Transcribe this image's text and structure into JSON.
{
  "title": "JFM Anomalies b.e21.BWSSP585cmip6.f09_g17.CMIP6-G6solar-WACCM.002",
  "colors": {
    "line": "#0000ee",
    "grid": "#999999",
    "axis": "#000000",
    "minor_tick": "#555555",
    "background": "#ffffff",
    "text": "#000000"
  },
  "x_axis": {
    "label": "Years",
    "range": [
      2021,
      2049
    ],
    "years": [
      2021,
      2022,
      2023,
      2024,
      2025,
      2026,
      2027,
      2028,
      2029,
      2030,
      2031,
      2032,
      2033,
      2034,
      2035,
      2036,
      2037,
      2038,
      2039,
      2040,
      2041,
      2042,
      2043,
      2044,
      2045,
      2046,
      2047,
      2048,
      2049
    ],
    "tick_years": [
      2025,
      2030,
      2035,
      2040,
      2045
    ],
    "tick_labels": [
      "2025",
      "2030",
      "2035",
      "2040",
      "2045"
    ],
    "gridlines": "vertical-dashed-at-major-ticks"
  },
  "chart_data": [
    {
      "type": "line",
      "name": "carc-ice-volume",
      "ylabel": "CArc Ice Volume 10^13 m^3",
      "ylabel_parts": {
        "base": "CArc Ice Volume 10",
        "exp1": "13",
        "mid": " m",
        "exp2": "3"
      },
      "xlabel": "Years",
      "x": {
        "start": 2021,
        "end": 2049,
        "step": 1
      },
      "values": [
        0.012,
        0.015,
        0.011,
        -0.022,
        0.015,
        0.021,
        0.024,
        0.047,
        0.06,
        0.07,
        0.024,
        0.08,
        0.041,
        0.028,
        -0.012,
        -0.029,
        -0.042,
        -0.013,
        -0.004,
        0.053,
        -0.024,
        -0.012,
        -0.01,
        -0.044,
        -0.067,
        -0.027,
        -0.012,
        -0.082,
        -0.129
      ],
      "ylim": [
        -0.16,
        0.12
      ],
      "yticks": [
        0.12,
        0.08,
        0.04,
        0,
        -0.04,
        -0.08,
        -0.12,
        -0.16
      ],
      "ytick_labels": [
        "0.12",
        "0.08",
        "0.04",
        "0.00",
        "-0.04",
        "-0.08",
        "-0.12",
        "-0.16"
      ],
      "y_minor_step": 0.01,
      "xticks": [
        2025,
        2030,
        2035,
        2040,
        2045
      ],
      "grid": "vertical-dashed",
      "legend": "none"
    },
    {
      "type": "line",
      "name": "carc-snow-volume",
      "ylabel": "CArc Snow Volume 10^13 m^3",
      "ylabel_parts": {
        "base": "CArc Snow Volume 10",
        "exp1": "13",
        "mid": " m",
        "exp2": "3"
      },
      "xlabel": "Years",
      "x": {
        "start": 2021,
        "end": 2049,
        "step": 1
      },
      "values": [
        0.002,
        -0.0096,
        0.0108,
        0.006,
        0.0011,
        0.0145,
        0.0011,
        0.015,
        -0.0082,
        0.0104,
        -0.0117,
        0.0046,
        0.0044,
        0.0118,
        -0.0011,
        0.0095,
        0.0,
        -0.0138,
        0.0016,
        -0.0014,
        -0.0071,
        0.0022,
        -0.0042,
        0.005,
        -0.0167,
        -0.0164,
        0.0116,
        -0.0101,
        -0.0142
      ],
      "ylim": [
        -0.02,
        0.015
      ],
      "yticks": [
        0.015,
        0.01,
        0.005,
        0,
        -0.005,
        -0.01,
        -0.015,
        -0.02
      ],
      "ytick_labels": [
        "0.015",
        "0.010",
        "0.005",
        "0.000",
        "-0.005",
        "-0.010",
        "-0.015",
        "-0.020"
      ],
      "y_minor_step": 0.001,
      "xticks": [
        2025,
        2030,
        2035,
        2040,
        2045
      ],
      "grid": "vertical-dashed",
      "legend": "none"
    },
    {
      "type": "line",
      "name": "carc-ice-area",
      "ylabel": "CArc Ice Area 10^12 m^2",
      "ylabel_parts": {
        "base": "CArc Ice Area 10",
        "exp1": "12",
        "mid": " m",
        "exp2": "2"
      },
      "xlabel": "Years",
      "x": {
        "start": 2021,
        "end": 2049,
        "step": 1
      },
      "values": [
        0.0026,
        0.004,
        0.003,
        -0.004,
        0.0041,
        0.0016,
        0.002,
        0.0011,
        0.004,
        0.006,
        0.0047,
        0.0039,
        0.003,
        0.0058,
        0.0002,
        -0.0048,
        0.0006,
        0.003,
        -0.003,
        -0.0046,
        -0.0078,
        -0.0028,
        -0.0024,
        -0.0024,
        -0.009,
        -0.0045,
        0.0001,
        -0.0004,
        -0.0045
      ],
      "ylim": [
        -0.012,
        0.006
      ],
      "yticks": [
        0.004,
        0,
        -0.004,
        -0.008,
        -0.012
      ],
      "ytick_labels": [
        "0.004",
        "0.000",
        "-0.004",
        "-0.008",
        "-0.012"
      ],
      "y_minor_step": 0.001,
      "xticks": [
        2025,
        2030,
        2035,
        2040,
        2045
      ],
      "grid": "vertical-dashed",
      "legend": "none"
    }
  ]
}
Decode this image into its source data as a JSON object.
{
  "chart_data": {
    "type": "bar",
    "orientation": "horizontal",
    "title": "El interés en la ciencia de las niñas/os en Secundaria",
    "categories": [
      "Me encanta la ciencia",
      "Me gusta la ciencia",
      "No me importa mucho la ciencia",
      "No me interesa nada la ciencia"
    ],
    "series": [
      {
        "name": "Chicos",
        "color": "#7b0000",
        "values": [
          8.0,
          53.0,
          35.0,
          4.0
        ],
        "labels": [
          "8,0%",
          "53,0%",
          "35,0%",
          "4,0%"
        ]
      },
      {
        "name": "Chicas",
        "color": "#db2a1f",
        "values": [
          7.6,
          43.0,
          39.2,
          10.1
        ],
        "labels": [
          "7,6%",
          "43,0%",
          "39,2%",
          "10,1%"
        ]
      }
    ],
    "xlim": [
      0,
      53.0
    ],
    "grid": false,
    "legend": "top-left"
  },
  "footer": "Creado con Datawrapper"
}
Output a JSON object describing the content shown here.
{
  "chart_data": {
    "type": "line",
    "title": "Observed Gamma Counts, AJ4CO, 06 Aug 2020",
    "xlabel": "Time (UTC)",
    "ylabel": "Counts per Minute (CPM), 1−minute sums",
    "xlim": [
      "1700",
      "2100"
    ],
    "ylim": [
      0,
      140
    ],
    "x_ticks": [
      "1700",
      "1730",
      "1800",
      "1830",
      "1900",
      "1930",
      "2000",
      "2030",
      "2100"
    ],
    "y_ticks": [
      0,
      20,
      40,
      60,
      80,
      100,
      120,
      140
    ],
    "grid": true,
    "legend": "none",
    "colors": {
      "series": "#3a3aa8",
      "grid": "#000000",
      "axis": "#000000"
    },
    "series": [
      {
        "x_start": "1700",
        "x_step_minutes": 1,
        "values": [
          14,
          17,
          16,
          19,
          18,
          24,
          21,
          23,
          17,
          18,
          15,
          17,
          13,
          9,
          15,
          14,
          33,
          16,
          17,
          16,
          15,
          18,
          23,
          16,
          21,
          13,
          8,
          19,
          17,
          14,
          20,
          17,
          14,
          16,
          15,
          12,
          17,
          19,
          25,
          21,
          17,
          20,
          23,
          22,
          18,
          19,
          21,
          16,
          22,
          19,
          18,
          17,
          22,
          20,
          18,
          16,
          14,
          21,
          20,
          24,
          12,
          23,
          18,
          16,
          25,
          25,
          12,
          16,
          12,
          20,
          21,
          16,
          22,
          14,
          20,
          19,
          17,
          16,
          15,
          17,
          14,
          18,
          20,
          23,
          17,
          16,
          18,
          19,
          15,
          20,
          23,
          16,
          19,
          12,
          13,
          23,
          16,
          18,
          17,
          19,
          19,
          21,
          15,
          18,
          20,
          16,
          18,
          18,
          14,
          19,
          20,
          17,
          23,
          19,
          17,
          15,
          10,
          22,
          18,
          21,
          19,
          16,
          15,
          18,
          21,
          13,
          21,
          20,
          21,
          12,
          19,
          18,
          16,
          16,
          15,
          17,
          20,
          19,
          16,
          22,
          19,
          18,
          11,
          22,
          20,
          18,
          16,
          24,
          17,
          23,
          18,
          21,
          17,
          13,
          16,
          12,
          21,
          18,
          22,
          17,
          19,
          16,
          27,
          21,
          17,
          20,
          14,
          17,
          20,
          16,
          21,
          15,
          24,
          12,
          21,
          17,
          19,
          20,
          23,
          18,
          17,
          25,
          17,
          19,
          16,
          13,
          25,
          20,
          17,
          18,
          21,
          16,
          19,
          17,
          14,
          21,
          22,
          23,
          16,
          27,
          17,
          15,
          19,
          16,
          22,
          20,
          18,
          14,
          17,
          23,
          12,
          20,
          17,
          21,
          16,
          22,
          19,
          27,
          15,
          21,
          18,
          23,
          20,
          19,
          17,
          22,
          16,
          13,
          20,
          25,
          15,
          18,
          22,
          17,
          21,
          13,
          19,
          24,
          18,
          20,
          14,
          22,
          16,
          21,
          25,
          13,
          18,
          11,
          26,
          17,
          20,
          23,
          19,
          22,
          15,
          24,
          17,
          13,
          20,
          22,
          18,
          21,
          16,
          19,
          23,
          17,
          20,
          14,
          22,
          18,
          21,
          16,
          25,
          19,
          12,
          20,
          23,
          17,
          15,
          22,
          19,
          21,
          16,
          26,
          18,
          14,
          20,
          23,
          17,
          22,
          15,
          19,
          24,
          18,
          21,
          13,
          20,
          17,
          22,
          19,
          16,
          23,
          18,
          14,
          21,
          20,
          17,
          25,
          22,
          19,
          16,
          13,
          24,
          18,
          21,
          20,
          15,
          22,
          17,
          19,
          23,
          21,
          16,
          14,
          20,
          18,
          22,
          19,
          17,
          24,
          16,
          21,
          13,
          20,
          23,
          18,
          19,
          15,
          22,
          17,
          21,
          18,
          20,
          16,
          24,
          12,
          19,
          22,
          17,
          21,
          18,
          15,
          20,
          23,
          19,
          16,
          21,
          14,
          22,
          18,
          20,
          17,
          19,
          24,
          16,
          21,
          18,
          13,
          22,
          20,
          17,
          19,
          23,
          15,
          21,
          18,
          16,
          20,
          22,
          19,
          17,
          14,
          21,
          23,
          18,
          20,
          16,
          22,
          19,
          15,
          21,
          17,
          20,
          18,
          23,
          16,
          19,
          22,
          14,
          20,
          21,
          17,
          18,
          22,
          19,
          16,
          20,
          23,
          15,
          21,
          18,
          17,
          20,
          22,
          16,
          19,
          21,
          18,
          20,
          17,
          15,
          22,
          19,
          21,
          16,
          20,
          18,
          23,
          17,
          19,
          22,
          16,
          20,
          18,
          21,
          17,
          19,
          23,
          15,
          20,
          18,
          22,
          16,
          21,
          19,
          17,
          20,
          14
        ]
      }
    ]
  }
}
****
Go through the material line by line. Show each line that contains the string "title".

  "title": "JFM Anomalies b.e21.BWSSP585cmip6.f09_g17.CMIP6-G6solar-WACCM.002",
    "title": "El interés en la ciencia de las niñas/os en Secundaria",
    "title": "Observed Gamma Counts, AJ4CO, 06 Aug 2020",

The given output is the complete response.